→ **Given instruction**: Every line below is to be copied exactly, with the pictures left out.

[Dataset items]
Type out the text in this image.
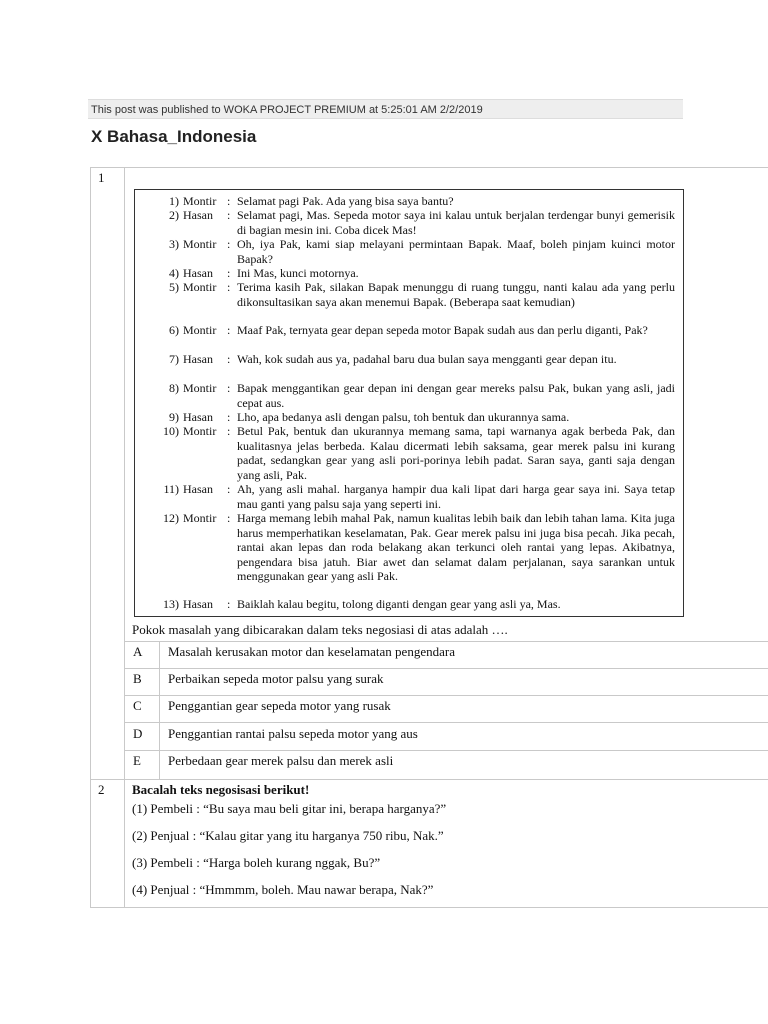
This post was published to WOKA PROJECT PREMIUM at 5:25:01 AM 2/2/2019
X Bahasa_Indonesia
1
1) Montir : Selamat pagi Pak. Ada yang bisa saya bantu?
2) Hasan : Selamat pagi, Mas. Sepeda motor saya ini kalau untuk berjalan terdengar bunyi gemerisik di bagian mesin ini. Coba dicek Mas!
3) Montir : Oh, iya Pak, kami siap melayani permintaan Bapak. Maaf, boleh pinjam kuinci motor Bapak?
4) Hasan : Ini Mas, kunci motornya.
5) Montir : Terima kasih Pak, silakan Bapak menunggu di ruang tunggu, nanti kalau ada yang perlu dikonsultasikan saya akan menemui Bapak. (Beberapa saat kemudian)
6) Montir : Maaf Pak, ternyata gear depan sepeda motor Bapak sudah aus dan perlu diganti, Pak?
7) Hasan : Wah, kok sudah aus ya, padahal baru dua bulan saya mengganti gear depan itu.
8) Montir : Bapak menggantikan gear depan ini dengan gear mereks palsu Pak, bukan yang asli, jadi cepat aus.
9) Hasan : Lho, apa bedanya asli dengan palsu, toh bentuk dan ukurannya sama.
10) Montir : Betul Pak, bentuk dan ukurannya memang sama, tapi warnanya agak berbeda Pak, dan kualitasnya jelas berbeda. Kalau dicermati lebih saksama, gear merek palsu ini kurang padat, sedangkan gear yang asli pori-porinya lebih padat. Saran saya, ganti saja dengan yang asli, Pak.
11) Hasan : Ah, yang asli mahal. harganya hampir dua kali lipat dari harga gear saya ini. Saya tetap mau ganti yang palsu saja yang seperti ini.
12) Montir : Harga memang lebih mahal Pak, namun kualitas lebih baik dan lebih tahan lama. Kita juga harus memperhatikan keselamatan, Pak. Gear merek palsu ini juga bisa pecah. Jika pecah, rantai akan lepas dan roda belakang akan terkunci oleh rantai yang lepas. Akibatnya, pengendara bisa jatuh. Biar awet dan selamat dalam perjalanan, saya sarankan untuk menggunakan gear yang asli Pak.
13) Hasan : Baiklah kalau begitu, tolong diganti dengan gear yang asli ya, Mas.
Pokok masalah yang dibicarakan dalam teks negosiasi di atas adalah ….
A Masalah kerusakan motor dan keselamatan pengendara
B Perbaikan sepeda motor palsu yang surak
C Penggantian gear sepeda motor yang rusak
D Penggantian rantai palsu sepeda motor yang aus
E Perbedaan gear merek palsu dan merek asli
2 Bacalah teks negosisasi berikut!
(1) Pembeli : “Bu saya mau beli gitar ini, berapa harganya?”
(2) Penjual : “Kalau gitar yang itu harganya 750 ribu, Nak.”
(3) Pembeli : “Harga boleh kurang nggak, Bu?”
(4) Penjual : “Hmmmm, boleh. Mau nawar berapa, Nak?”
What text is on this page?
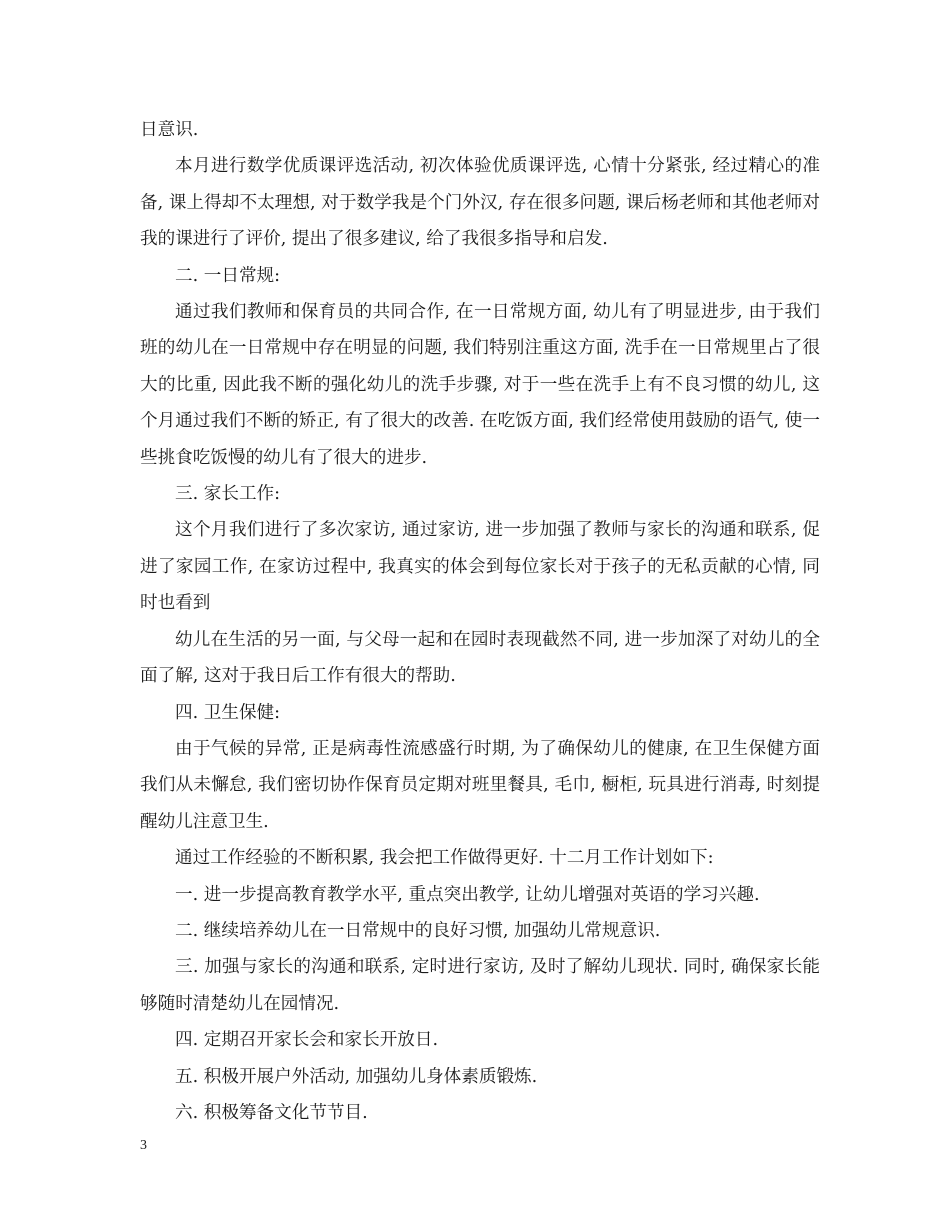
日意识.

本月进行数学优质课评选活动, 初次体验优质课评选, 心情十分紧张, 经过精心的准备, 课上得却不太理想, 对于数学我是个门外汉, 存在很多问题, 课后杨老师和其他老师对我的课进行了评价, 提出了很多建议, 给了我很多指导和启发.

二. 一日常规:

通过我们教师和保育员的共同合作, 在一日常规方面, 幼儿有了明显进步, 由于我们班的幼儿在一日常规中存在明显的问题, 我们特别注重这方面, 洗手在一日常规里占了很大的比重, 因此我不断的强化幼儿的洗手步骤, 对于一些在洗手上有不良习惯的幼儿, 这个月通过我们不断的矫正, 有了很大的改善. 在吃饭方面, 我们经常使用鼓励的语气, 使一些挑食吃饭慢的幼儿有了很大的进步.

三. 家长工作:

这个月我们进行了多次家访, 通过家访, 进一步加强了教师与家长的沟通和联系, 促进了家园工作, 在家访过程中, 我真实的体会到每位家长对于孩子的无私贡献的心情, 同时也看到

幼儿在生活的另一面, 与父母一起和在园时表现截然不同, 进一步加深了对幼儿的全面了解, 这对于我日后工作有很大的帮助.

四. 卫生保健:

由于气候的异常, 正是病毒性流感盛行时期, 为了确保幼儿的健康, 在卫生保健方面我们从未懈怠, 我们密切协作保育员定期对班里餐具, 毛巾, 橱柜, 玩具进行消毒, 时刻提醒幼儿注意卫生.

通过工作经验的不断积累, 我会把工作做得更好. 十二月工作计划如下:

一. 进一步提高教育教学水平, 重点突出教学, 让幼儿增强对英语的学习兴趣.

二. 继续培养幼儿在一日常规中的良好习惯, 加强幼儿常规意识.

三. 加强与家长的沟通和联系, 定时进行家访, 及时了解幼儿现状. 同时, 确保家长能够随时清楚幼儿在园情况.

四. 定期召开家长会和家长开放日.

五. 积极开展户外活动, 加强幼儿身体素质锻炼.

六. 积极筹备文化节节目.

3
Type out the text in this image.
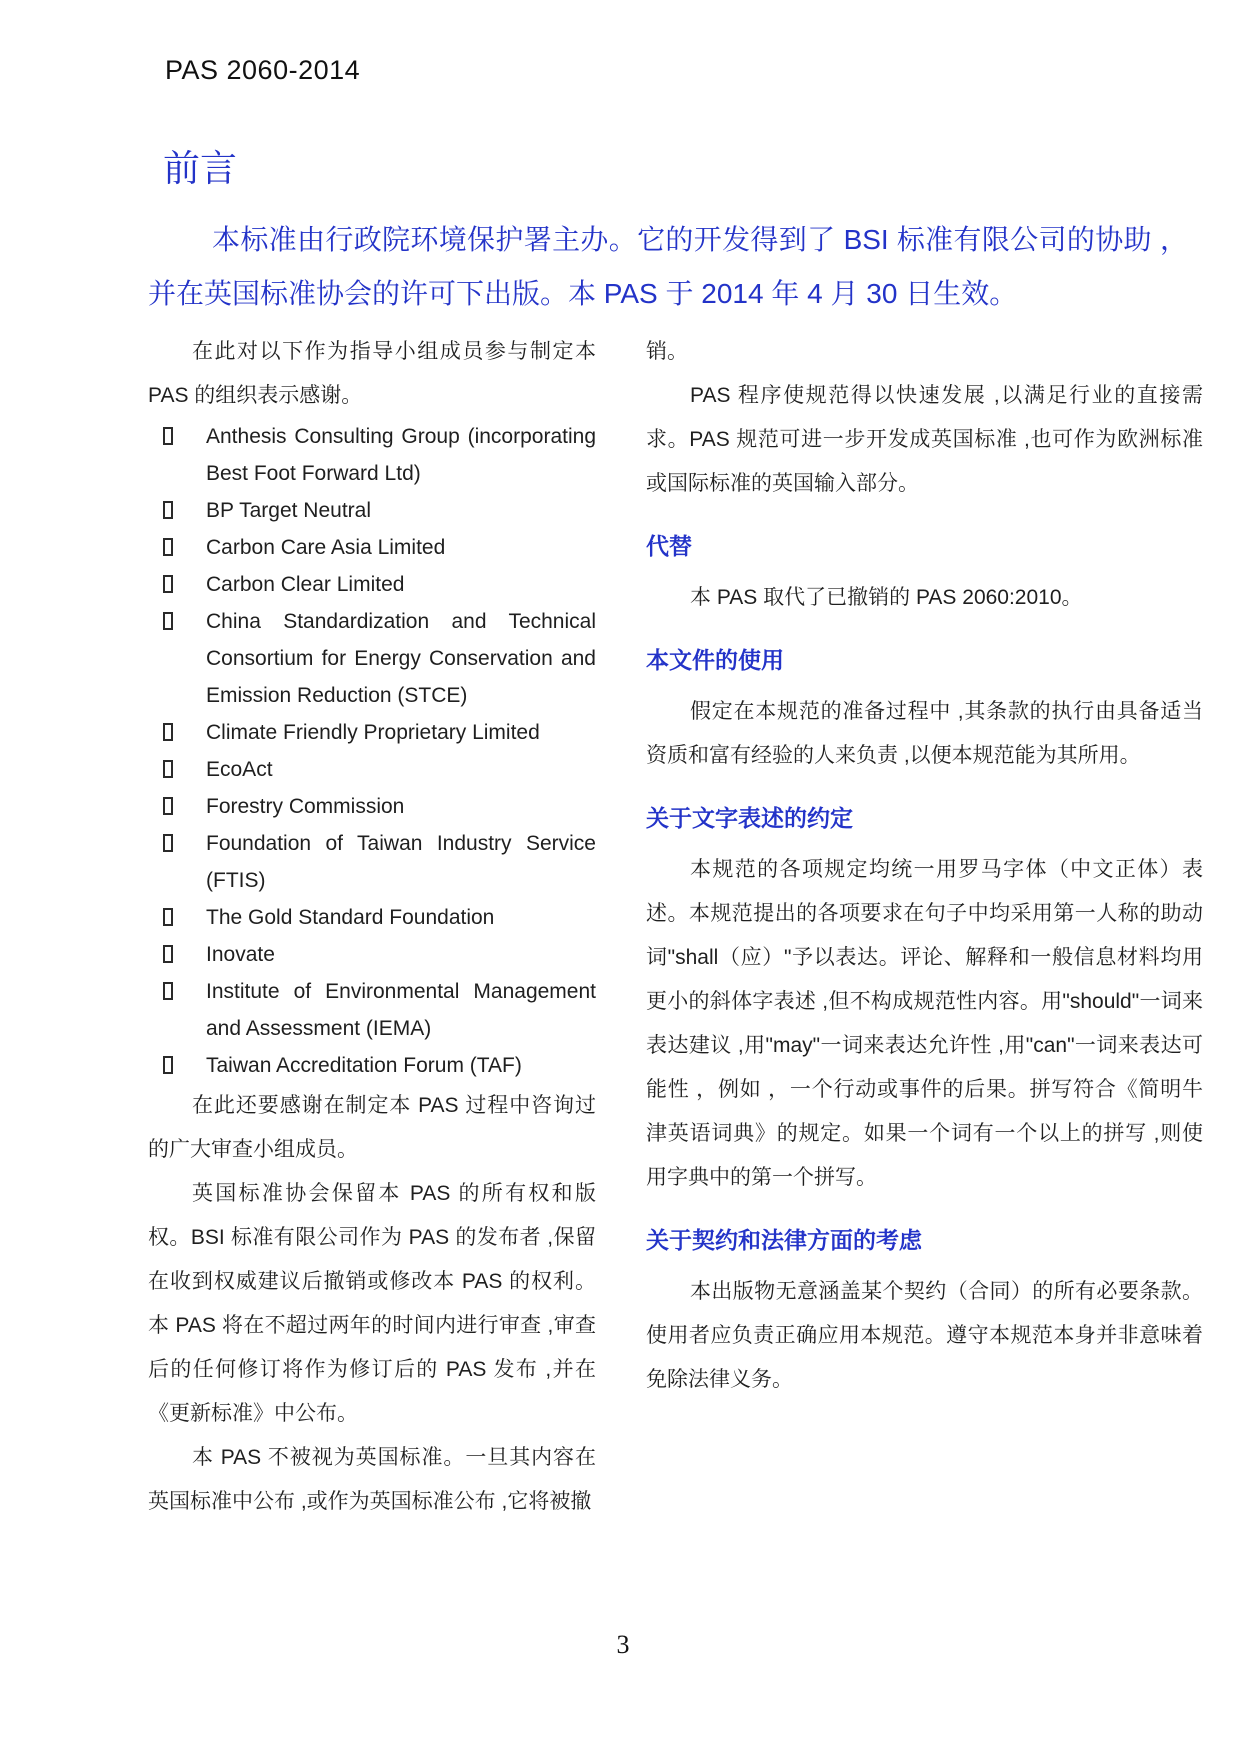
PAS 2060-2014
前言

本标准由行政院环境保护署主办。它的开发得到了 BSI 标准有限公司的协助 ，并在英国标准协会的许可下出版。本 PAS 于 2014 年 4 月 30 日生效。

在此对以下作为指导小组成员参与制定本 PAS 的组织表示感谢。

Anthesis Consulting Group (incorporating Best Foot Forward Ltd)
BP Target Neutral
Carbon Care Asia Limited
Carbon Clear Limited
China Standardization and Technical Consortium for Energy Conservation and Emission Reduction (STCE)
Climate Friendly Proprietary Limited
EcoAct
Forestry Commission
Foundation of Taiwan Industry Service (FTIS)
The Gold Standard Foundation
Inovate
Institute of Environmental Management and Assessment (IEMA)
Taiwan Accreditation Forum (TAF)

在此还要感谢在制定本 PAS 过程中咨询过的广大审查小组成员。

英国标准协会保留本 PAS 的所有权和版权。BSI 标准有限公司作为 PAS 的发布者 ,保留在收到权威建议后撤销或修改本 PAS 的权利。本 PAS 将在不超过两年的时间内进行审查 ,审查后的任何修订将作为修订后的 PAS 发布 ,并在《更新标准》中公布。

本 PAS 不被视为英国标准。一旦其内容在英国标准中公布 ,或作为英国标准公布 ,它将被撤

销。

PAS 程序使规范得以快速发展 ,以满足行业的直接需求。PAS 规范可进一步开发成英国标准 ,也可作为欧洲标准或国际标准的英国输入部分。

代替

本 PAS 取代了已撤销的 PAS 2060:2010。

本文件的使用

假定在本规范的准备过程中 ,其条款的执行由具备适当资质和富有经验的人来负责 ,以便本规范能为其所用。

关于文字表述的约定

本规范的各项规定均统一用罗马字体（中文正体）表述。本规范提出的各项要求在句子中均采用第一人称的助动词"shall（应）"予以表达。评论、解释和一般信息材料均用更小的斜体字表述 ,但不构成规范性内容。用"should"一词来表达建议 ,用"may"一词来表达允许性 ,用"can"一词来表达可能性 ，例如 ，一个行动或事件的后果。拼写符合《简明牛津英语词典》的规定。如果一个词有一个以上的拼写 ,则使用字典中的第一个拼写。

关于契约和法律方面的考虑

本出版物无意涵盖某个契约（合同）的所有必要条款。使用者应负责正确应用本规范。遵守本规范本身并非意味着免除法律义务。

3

→ **Problem solution**:
Type out the text in this image.
This post was published to WOKA PROJECT PREMIUM at 5:25:01 AM 2/2/2019
X Bahasa_Indonesia
1
1) Montir : Selamat pagi Pak. Ada yang bisa saya bantu?
2) Hasan : Selamat pagi, Mas. Sepeda motor saya ini kalau untuk berjalan terdengar bunyi gemerisik di bagian mesin ini. Coba dicek Mas!
3) Montir : Oh, iya Pak, kami siap melayani permintaan Bapak. Maaf, boleh pinjam kuinci motor Bapak?
4) Hasan : Ini Mas, kunci motornya.
5) Montir : Terima kasih Pak, silakan Bapak menunggu di ruang tunggu, nanti kalau ada yang perlu dikonsultasikan saya akan menemui Bapak. (Beberapa saat kemudian)
6) Montir : Maaf Pak, ternyata gear depan sepeda motor Bapak sudah aus dan perlu diganti, Pak?
7) Hasan : Wah, kok sudah aus ya, padahal baru dua bulan saya mengganti gear depan itu.
8) Montir : Bapak menggantikan gear depan ini dengan gear mereks palsu Pak, bukan yang asli, jadi cepat aus.
9) Hasan : Lho, apa bedanya asli dengan palsu, toh bentuk dan ukurannya sama.
10) Montir : Betul Pak, bentuk dan ukurannya memang sama, tapi warnanya agak berbeda Pak, dan kualitasnya jelas berbeda. Kalau dicermati lebih saksama, gear merek palsu ini kurang padat, sedangkan gear yang asli pori-porinya lebih padat. Saran saya, ganti saja dengan yang asli, Pak.
11) Hasan : Ah, yang asli mahal. harganya hampir dua kali lipat dari harga gear saya ini. Saya tetap mau ganti yang palsu saja yang seperti ini.
12) Montir : Harga memang lebih mahal Pak, namun kualitas lebih baik dan lebih tahan lama. Kita juga harus memperhatikan keselamatan, Pak. Gear merek palsu ini juga bisa pecah. Jika pecah, rantai akan lepas dan roda belakang akan terkunci oleh rantai yang lepas. Akibatnya, pengendara bisa jatuh. Biar awet dan selamat dalam perjalanan, saya sarankan untuk menggunakan gear yang asli Pak.
13) Hasan : Baiklah kalau begitu, tolong diganti dengan gear yang asli ya, Mas.
Pokok masalah yang dibicarakan dalam teks negosiasi di atas adalah ….
A Masalah kerusakan motor dan keselamatan pengendara
B Perbaikan sepeda motor palsu yang surak
C Penggantian gear sepeda motor yang rusak
D Penggantian rantai palsu sepeda motor yang aus
E Perbedaan gear merek palsu dan merek asli
2 Bacalah teks negosisasi berikut!
(1) Pembeli : “Bu saya mau beli gitar ini, berapa harganya?”
(2) Penjual : “Kalau gitar yang itu harganya 750 ribu, Nak.”
(3) Pembeli : “Harga boleh kurang nggak, Bu?”
(4) Penjual : “Hmmmm, boleh. Mau nawar berapa, Nak?”
What text is on this page?
日意识.

本月进行数学优质课评选活动, 初次体验优质课评选, 心情十分紧张, 经过精心的准备, 课上得却不太理想, 对于数学我是个门外汉, 存在很多问题, 课后杨老师和其他老师对我的课进行了评价, 提出了很多建议, 给了我很多指导和启发.

二. 一日常规:

通过我们教师和保育员的共同合作, 在一日常规方面, 幼儿有了明显进步, 由于我们班的幼儿在一日常规中存在明显的问题, 我们特别注重这方面, 洗手在一日常规里占了很大的比重, 因此我不断的强化幼儿的洗手步骤, 对于一些在洗手上有不良习惯的幼儿, 这个月通过我们不断的矫正, 有了很大的改善. 在吃饭方面, 我们经常使用鼓励的语气, 使一些挑食吃饭慢的幼儿有了很大的进步.

三. 家长工作:

这个月我们进行了多次家访, 通过家访, 进一步加强了教师与家长的沟通和联系, 促进了家园工作, 在家访过程中, 我真实的体会到每位家长对于孩子的无私贡献的心情, 同时也看到

幼儿在生活的另一面, 与父母一起和在园时表现截然不同, 进一步加深了对幼儿的全面了解, 这对于我日后工作有很大的帮助.

四. 卫生保健:

由于气候的异常, 正是病毒性流感盛行时期, 为了确保幼儿的健康, 在卫生保健方面我们从未懈怠, 我们密切协作保育员定期对班里餐具, 毛巾, 橱柜, 玩具进行消毒, 时刻提醒幼儿注意卫生.

通过工作经验的不断积累, 我会把工作做得更好. 十二月工作计划如下:

一. 进一步提高教育教学水平, 重点突出教学, 让幼儿增强对英语的学习兴趣.

二. 继续培养幼儿在一日常规中的良好习惯, 加强幼儿常规意识.

三. 加强与家长的沟通和联系, 定时进行家访, 及时了解幼儿现状. 同时, 确保家长能够随时清楚幼儿在园情况.

四. 定期召开家长会和家长开放日.

五. 积极开展户外活动, 加强幼儿身体素质锻炼.

六. 积极筹备文化节节目.

3
Type out the text in this image.
PAS 2060-2014
前言

本标准由行政院环境保护署主办。它的开发得到了 BSI 标准有限公司的协助 ，并在英国标准协会的许可下出版。本 PAS 于 2014 年 4 月 30 日生效。

在此对以下作为指导小组成员参与制定本 PAS 的组织表示感谢。

Anthesis Consulting Group (incorporating Best Foot Forward Ltd)
BP Target Neutral
Carbon Care Asia Limited
Carbon Clear Limited
China Standardization and Technical Consortium for Energy Conservation and Emission Reduction (STCE)
Climate Friendly Proprietary Limited
EcoAct
Forestry Commission
Foundation of Taiwan Industry Service (FTIS)
The Gold Standard Foundation
Inovate
Institute of Environmental Management and Assessment (IEMA)
Taiwan Accreditation Forum (TAF)

在此还要感谢在制定本 PAS 过程中咨询过的广大审查小组成员。

英国标准协会保留本 PAS 的所有权和版权。BSI 标准有限公司作为 PAS 的发布者 ,保留在收到权威建议后撤销或修改本 PAS 的权利。本 PAS 将在不超过两年的时间内进行审查 ,审查后的任何修订将作为修订后的 PAS 发布 ,并在《更新标准》中公布。

本 PAS 不被视为英国标准。一旦其内容在英国标准中公布 ,或作为英国标准公布 ,它将被撤

销。

PAS 程序使规范得以快速发展 ,以满足行业的直接需求。PAS 规范可进一步开发成英国标准 ,也可作为欧洲标准或国际标准的英国输入部分。

代替

本 PAS 取代了已撤销的 PAS 2060:2010。

本文件的使用

假定在本规范的准备过程中 ,其条款的执行由具备适当资质和富有经验的人来负责 ,以便本规范能为其所用。

关于文字表述的约定

本规范的各项规定均统一用罗马字体（中文正体）表述。本规范提出的各项要求在句子中均采用第一人称的助动词"shall（应）"予以表达。评论、解释和一般信息材料均用更小的斜体字表述 ,但不构成规范性内容。用"should"一词来表达建议 ,用"may"一词来表达允许性 ,用"can"一词来表达可能性 ，例如 ，一个行动或事件的后果。拼写符合《简明牛津英语词典》的规定。如果一个词有一个以上的拼写 ,则使用字典中的第一个拼写。

关于契约和法律方面的考虑

本出版物无意涵盖某个契约（合同）的所有必要条款。使用者应负责正确应用本规范。遵守本规范本身并非意味着免除法律义务。

3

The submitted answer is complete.